THE PROBLEM:
Copy the items from the line with "play-icon (670, 535, 681, 549)" to the line with "video-title[interactable]: How do", including both of those lines.

DATA EXCERPTS:

+ + +

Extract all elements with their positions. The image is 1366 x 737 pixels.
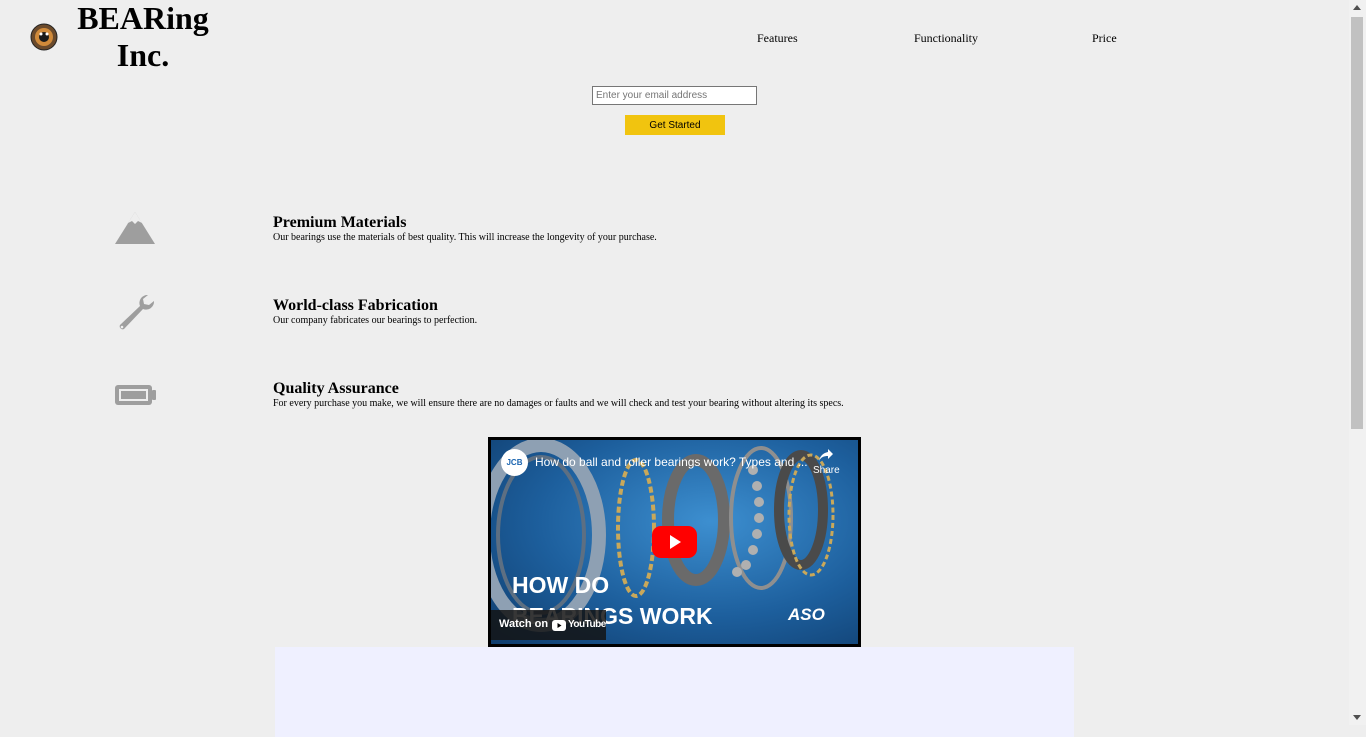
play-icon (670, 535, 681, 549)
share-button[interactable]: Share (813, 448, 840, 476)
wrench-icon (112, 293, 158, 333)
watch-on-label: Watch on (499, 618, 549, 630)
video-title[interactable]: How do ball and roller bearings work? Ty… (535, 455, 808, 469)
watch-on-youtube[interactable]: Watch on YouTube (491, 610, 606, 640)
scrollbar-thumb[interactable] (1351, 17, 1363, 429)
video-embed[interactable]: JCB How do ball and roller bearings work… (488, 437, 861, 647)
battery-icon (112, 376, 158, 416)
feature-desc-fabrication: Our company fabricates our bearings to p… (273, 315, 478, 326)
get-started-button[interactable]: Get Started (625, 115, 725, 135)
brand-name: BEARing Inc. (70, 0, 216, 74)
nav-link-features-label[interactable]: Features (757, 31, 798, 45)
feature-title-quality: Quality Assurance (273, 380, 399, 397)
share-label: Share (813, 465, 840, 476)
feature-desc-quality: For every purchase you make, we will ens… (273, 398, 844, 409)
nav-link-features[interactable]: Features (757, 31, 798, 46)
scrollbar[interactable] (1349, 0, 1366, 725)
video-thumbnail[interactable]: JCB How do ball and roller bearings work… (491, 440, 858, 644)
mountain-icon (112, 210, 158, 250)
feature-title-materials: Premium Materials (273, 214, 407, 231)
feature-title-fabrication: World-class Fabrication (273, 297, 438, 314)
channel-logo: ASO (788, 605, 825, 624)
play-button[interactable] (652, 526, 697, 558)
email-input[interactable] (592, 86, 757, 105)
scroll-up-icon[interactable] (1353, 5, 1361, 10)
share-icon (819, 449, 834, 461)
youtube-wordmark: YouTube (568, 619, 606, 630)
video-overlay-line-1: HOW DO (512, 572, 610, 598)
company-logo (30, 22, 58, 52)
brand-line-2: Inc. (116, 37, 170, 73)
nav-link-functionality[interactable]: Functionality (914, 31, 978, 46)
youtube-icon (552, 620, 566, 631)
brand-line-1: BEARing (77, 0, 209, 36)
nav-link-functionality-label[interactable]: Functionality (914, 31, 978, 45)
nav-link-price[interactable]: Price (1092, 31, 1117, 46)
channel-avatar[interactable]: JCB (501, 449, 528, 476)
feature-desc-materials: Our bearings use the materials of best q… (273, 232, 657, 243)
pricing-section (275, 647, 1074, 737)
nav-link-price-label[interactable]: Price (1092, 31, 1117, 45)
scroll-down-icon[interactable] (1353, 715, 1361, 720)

+ + +

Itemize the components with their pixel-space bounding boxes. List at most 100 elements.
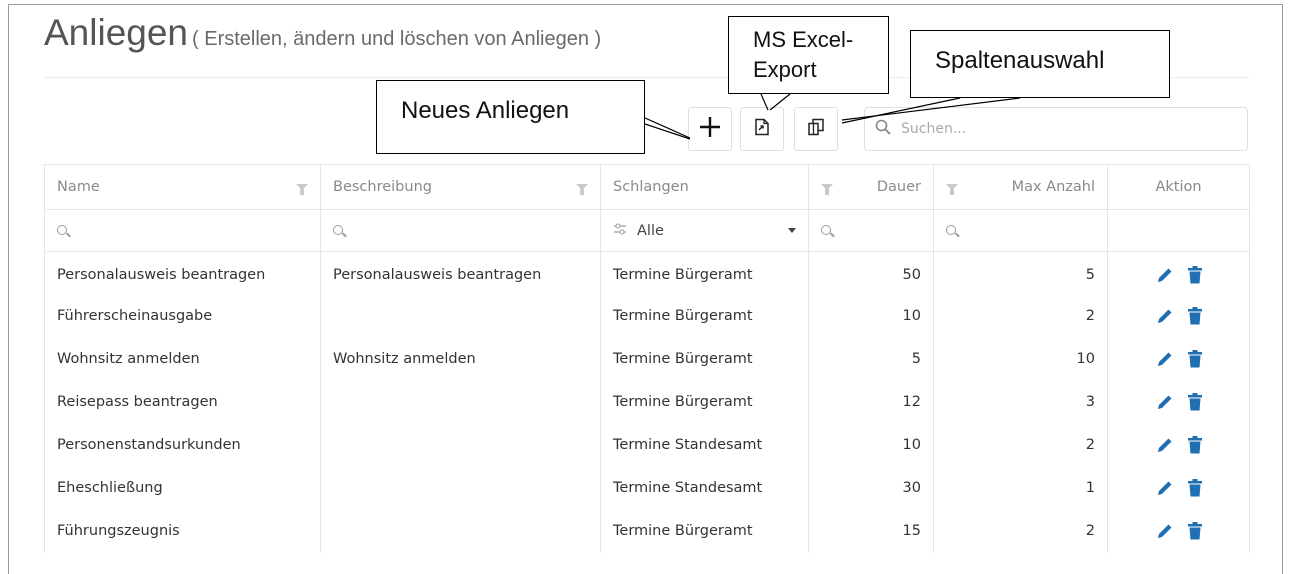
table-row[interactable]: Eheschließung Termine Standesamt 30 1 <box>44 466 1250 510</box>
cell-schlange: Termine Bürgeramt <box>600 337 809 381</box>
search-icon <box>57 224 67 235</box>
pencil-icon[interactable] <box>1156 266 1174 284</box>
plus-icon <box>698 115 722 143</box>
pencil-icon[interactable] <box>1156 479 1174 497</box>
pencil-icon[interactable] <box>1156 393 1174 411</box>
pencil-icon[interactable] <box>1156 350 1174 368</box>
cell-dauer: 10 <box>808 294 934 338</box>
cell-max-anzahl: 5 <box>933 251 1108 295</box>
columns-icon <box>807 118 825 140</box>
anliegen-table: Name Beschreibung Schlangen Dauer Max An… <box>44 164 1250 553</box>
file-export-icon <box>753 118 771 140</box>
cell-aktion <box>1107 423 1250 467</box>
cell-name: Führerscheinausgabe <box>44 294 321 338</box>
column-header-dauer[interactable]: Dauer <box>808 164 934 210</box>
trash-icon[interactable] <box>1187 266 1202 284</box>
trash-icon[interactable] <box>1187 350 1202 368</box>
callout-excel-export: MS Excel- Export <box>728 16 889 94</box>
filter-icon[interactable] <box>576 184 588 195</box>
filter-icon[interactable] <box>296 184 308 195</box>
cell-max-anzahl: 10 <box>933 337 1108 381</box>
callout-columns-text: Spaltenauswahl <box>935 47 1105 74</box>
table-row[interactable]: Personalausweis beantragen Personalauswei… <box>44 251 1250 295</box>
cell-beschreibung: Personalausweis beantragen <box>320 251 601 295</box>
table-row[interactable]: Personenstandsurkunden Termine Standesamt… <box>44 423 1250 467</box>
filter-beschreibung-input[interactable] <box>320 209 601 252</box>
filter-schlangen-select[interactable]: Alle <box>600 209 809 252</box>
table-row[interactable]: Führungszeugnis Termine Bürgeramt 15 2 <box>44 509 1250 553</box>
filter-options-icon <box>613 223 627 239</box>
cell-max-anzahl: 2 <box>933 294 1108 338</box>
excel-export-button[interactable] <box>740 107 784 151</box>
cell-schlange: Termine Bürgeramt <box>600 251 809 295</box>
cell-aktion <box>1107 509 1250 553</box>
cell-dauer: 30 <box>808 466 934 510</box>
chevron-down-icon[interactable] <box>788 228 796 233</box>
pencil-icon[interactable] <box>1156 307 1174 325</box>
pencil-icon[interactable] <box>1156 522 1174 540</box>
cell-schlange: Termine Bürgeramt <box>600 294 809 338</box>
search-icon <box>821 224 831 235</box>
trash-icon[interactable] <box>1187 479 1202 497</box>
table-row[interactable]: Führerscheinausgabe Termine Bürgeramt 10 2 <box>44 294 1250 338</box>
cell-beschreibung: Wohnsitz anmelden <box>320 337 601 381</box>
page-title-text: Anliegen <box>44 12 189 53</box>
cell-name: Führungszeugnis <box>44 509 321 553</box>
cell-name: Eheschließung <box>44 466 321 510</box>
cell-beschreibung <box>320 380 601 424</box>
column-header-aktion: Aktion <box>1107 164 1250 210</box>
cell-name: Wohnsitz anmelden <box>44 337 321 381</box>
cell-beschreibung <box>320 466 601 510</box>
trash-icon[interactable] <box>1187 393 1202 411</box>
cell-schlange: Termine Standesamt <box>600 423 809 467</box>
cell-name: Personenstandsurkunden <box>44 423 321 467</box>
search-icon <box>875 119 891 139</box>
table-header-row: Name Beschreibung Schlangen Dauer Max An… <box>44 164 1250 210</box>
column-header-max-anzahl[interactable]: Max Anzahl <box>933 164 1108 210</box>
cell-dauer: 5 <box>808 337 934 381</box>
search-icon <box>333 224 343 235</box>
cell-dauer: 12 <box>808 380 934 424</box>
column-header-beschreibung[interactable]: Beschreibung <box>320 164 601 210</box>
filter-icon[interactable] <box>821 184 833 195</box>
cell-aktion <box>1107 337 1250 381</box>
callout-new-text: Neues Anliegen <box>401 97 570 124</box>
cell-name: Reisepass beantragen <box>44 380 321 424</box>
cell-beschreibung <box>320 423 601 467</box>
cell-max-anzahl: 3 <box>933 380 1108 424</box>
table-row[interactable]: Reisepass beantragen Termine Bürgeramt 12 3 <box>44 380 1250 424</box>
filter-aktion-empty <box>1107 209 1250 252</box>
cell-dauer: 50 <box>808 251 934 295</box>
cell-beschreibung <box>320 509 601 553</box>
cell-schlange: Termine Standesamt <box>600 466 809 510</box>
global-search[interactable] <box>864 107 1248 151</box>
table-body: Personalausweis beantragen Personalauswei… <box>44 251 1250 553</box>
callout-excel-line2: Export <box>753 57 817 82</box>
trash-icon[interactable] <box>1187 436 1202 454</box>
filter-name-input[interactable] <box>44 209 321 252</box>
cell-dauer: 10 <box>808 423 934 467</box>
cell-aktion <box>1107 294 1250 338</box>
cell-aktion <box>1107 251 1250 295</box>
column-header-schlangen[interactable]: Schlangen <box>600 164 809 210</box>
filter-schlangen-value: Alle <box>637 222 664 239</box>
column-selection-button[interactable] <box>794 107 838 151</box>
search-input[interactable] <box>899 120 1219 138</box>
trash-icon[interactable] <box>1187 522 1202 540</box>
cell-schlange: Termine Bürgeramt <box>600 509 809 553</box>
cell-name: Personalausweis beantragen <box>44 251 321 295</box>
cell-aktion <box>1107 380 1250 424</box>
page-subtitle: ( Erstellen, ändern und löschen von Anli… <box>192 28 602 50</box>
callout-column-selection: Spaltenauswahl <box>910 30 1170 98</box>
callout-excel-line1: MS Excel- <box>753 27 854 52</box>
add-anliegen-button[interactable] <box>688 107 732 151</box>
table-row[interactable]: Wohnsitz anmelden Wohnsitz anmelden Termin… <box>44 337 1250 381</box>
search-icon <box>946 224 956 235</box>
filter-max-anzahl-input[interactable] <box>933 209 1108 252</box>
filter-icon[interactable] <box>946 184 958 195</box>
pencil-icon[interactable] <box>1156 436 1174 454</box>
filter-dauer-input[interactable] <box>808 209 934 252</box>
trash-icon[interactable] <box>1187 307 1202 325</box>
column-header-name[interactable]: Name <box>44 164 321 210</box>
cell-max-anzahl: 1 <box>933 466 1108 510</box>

+ + +

WRITTEN SOLUTION:
play-icon (670, 535, 681, 549)
share-button[interactable]: Share (813, 448, 840, 476)
wrench-icon (112, 293, 158, 333)
watch-on-label: Watch on (499, 618, 549, 630)
video-title[interactable]: How do ball and roller bearings work? Ty… (535, 455, 808, 469)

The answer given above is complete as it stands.